━━ Dataset content ━━
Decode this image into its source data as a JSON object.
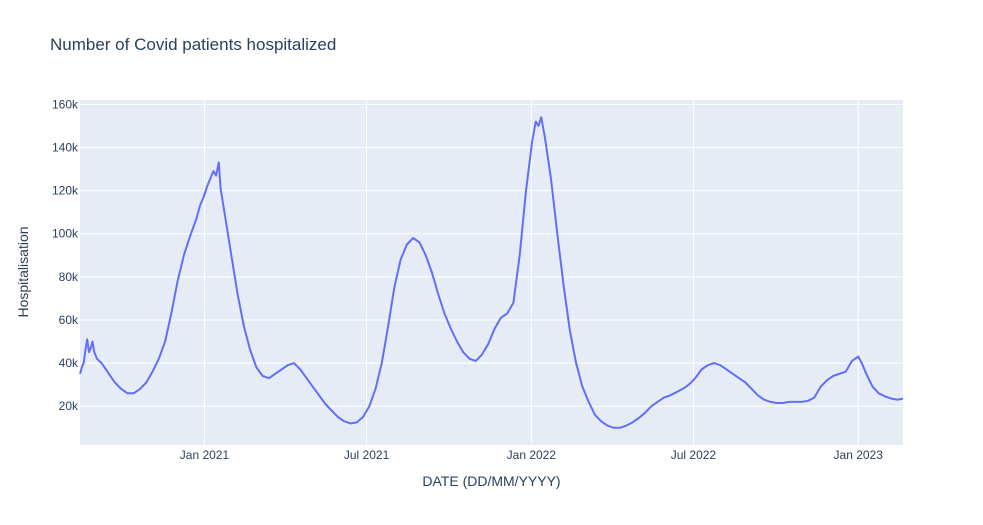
{
  "chart_data": {
    "type": "line",
    "title": "Number of Covid patients hospitalized",
    "xlabel": "DATE (DD/MM/YYYY)",
    "ylabel": "Hospitalisation",
    "x_range": [
      "2020-08-15",
      "2023-02-20"
    ],
    "ylim": [
      2000,
      162000
    ],
    "grid": true,
    "legend": "none",
    "colors": {
      "plot_bg": "#e5ecf6",
      "grid": "#ffffff",
      "line": "#636efa",
      "text": "#2a3f5f"
    },
    "x_ticks": [
      {
        "date": "2021-01-01",
        "label": "Jan 2021"
      },
      {
        "date": "2021-07-01",
        "label": "Jul 2021"
      },
      {
        "date": "2022-01-01",
        "label": "Jan 2022"
      },
      {
        "date": "2022-07-01",
        "label": "Jul 2022"
      },
      {
        "date": "2023-01-01",
        "label": "Jan 2023"
      }
    ],
    "y_ticks": [
      {
        "value": 20000,
        "label": "20k"
      },
      {
        "value": 40000,
        "label": "40k"
      },
      {
        "value": 60000,
        "label": "60k"
      },
      {
        "value": 80000,
        "label": "80k"
      },
      {
        "value": 100000,
        "label": "100k"
      },
      {
        "value": 120000,
        "label": "120k"
      },
      {
        "value": 140000,
        "label": "140k"
      },
      {
        "value": 160000,
        "label": "160k"
      }
    ],
    "series": [
      {
        "points": [
          [
            "2020-08-15",
            35000
          ],
          [
            "2020-08-17",
            38000
          ],
          [
            "2020-08-19",
            40000
          ],
          [
            "2020-08-21",
            46000
          ],
          [
            "2020-08-23",
            51000
          ],
          [
            "2020-08-25",
            45000
          ],
          [
            "2020-08-27",
            47000
          ],
          [
            "2020-08-29",
            50000
          ],
          [
            "2020-08-31",
            45000
          ],
          [
            "2020-09-03",
            42000
          ],
          [
            "2020-09-08",
            40000
          ],
          [
            "2020-09-13",
            37000
          ],
          [
            "2020-09-18",
            34000
          ],
          [
            "2020-09-23",
            31000
          ],
          [
            "2020-09-30",
            28000
          ],
          [
            "2020-10-07",
            26000
          ],
          [
            "2020-10-14",
            26000
          ],
          [
            "2020-10-21",
            28000
          ],
          [
            "2020-10-28",
            31000
          ],
          [
            "2020-11-04",
            36000
          ],
          [
            "2020-11-11",
            42000
          ],
          [
            "2020-11-18",
            50000
          ],
          [
            "2020-11-25",
            63000
          ],
          [
            "2020-12-02",
            78000
          ],
          [
            "2020-12-09",
            90000
          ],
          [
            "2020-12-16",
            99000
          ],
          [
            "2020-12-23",
            107000
          ],
          [
            "2020-12-27",
            113000
          ],
          [
            "2020-12-31",
            117000
          ],
          [
            "2021-01-04",
            122000
          ],
          [
            "2021-01-08",
            126000
          ],
          [
            "2021-01-11",
            129000
          ],
          [
            "2021-01-14",
            127000
          ],
          [
            "2021-01-17",
            133000
          ],
          [
            "2021-01-19",
            121000
          ],
          [
            "2021-01-24",
            108000
          ],
          [
            "2021-01-31",
            90000
          ],
          [
            "2021-02-07",
            72000
          ],
          [
            "2021-02-14",
            57000
          ],
          [
            "2021-02-21",
            46000
          ],
          [
            "2021-02-28",
            38000
          ],
          [
            "2021-03-07",
            34000
          ],
          [
            "2021-03-14",
            33000
          ],
          [
            "2021-03-21",
            35000
          ],
          [
            "2021-03-28",
            37000
          ],
          [
            "2021-04-04",
            39000
          ],
          [
            "2021-04-11",
            40000
          ],
          [
            "2021-04-18",
            37000
          ],
          [
            "2021-04-25",
            33000
          ],
          [
            "2021-05-02",
            29000
          ],
          [
            "2021-05-09",
            25000
          ],
          [
            "2021-05-16",
            21000
          ],
          [
            "2021-05-23",
            18000
          ],
          [
            "2021-05-30",
            15000
          ],
          [
            "2021-06-06",
            13000
          ],
          [
            "2021-06-13",
            12000
          ],
          [
            "2021-06-20",
            12500
          ],
          [
            "2021-06-27",
            15000
          ],
          [
            "2021-07-04",
            20000
          ],
          [
            "2021-07-11",
            28000
          ],
          [
            "2021-07-18",
            40000
          ],
          [
            "2021-07-25",
            57000
          ],
          [
            "2021-08-01",
            75000
          ],
          [
            "2021-08-08",
            88000
          ],
          [
            "2021-08-15",
            95000
          ],
          [
            "2021-08-22",
            98000
          ],
          [
            "2021-08-29",
            96000
          ],
          [
            "2021-09-05",
            90000
          ],
          [
            "2021-09-12",
            82000
          ],
          [
            "2021-09-19",
            72000
          ],
          [
            "2021-09-26",
            63000
          ],
          [
            "2021-10-03",
            56000
          ],
          [
            "2021-10-10",
            50000
          ],
          [
            "2021-10-17",
            45000
          ],
          [
            "2021-10-24",
            42000
          ],
          [
            "2021-10-31",
            41000
          ],
          [
            "2021-11-07",
            44000
          ],
          [
            "2021-11-14",
            49000
          ],
          [
            "2021-11-21",
            56000
          ],
          [
            "2021-11-28",
            61000
          ],
          [
            "2021-12-05",
            63000
          ],
          [
            "2021-12-12",
            68000
          ],
          [
            "2021-12-19",
            90000
          ],
          [
            "2021-12-26",
            120000
          ],
          [
            "2022-01-02",
            143000
          ],
          [
            "2022-01-06",
            152000
          ],
          [
            "2022-01-09",
            150000
          ],
          [
            "2022-01-12",
            154000
          ],
          [
            "2022-01-16",
            145000
          ],
          [
            "2022-01-23",
            125000
          ],
          [
            "2022-01-30",
            100000
          ],
          [
            "2022-02-06",
            76000
          ],
          [
            "2022-02-13",
            55000
          ],
          [
            "2022-02-20",
            40000
          ],
          [
            "2022-02-27",
            29000
          ],
          [
            "2022-03-06",
            22000
          ],
          [
            "2022-03-13",
            16000
          ],
          [
            "2022-03-20",
            13000
          ],
          [
            "2022-03-27",
            11000
          ],
          [
            "2022-04-03",
            10000
          ],
          [
            "2022-04-10",
            10000
          ],
          [
            "2022-04-17",
            11000
          ],
          [
            "2022-04-24",
            12500
          ],
          [
            "2022-05-01",
            14500
          ],
          [
            "2022-05-08",
            17000
          ],
          [
            "2022-05-15",
            20000
          ],
          [
            "2022-05-22",
            22000
          ],
          [
            "2022-05-29",
            24000
          ],
          [
            "2022-06-05",
            25000
          ],
          [
            "2022-06-12",
            26500
          ],
          [
            "2022-06-19",
            28000
          ],
          [
            "2022-06-26",
            30000
          ],
          [
            "2022-07-03",
            33000
          ],
          [
            "2022-07-10",
            37000
          ],
          [
            "2022-07-17",
            39000
          ],
          [
            "2022-07-24",
            40000
          ],
          [
            "2022-07-31",
            39000
          ],
          [
            "2022-08-07",
            37000
          ],
          [
            "2022-08-14",
            35000
          ],
          [
            "2022-08-21",
            33000
          ],
          [
            "2022-08-28",
            31000
          ],
          [
            "2022-09-04",
            28000
          ],
          [
            "2022-09-11",
            25000
          ],
          [
            "2022-09-18",
            23000
          ],
          [
            "2022-09-25",
            22000
          ],
          [
            "2022-10-02",
            21500
          ],
          [
            "2022-10-09",
            21500
          ],
          [
            "2022-10-16",
            22000
          ],
          [
            "2022-10-23",
            22000
          ],
          [
            "2022-10-30",
            22000
          ],
          [
            "2022-11-06",
            22500
          ],
          [
            "2022-11-13",
            24000
          ],
          [
            "2022-11-20",
            29000
          ],
          [
            "2022-11-27",
            32000
          ],
          [
            "2022-12-04",
            34000
          ],
          [
            "2022-12-11",
            35000
          ],
          [
            "2022-12-18",
            36000
          ],
          [
            "2022-12-25",
            41000
          ],
          [
            "2023-01-01",
            43000
          ],
          [
            "2023-01-05",
            40000
          ],
          [
            "2023-01-10",
            35000
          ],
          [
            "2023-01-17",
            29000
          ],
          [
            "2023-01-24",
            26000
          ],
          [
            "2023-01-31",
            24500
          ],
          [
            "2023-02-07",
            23500
          ],
          [
            "2023-02-14",
            23000
          ],
          [
            "2023-02-20",
            23500
          ]
        ]
      }
    ]
  }
}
━━━
**Work to complete**
Using the word "value" as the filter, copy each matching line from the material.

**Final answer**
        "value": 20000,
        "value": 40000,
        "value": 60000,
        "value": 80000,
        "value": 100000,
        "value": 120000,
        "value": 140000,
        "value": 160000,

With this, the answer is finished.